### MATERIALS PROVIDED

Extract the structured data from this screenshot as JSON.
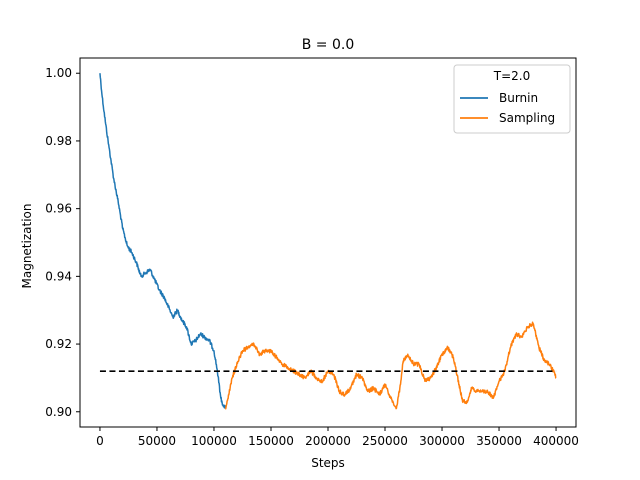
{
  "chart_data": {
    "type": "line",
    "title": "B = 0.0",
    "xlabel": "Steps",
    "ylabel": "Magnetization",
    "xlim": [
      -17500,
      417500
    ],
    "ylim": [
      0.8955,
      1.0045
    ],
    "xticks": [
      0,
      50000,
      100000,
      150000,
      200000,
      250000,
      300000,
      350000,
      400000
    ],
    "xtick_labels": [
      "0",
      "50000",
      "100000",
      "150000",
      "200000",
      "250000",
      "300000",
      "350000",
      "400000"
    ],
    "yticks": [
      0.9,
      0.92,
      0.94,
      0.96,
      0.98,
      1.0
    ],
    "ytick_labels": [
      "0.90",
      "0.92",
      "0.94",
      "0.96",
      "0.98",
      "1.00"
    ],
    "grid": false,
    "legend": {
      "title": "T=2.0",
      "position": "top-right"
    },
    "series": [
      {
        "name": "Burnin",
        "color": "#1f77b4",
        "x": [
          0,
          2000,
          5000,
          8000,
          12000,
          16000,
          20000,
          24000,
          28000,
          32000,
          36000,
          40000,
          44000,
          48000,
          52000,
          56000,
          60000,
          64000,
          68000,
          72000,
          76000,
          80000,
          84000,
          88000,
          92000,
          96000,
          100000,
          103000,
          106000,
          108000,
          110000
        ],
        "y": [
          1.0,
          0.993,
          0.985,
          0.978,
          0.969,
          0.962,
          0.954,
          0.949,
          0.947,
          0.944,
          0.94,
          0.941,
          0.942,
          0.939,
          0.936,
          0.934,
          0.931,
          0.928,
          0.93,
          0.927,
          0.925,
          0.92,
          0.921,
          0.923,
          0.922,
          0.921,
          0.918,
          0.912,
          0.904,
          0.902,
          0.901
        ]
      },
      {
        "name": "Sampling",
        "color": "#ff7f0e",
        "x": [
          110000,
          113000,
          116000,
          120000,
          125000,
          130000,
          135000,
          140000,
          145000,
          150000,
          155000,
          160000,
          165000,
          170000,
          175000,
          180000,
          185000,
          190000,
          195000,
          200000,
          205000,
          210000,
          215000,
          220000,
          225000,
          230000,
          235000,
          240000,
          245000,
          250000,
          255000,
          260000,
          263000,
          266000,
          270000,
          275000,
          280000,
          285000,
          290000,
          295000,
          300000,
          305000,
          310000,
          315000,
          318000,
          322000,
          326000,
          330000,
          335000,
          340000,
          345000,
          350000,
          355000,
          360000,
          365000,
          370000,
          375000,
          380000,
          385000,
          390000,
          395000,
          400000
        ],
        "y": [
          0.901,
          0.905,
          0.91,
          0.914,
          0.918,
          0.919,
          0.92,
          0.917,
          0.918,
          0.918,
          0.916,
          0.914,
          0.913,
          0.912,
          0.911,
          0.91,
          0.912,
          0.91,
          0.909,
          0.912,
          0.911,
          0.906,
          0.905,
          0.907,
          0.911,
          0.91,
          0.906,
          0.907,
          0.905,
          0.908,
          0.904,
          0.901,
          0.907,
          0.915,
          0.917,
          0.914,
          0.914,
          0.909,
          0.91,
          0.913,
          0.917,
          0.919,
          0.916,
          0.908,
          0.903,
          0.903,
          0.907,
          0.906,
          0.906,
          0.906,
          0.904,
          0.909,
          0.912,
          0.919,
          0.923,
          0.922,
          0.925,
          0.926,
          0.919,
          0.915,
          0.914,
          0.91
        ]
      }
    ],
    "reference_line": {
      "y": 0.912,
      "x": [
        0,
        400000
      ],
      "style": "dashed",
      "color": "#000000"
    }
  }
}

######

TASK BRIEF.
Check each line above for "color" and return the ones that have it.

EXERCISE RESULT.
        "color": "#1f77b4",
        "color": "#ff7f0e",
      "color": "#000000"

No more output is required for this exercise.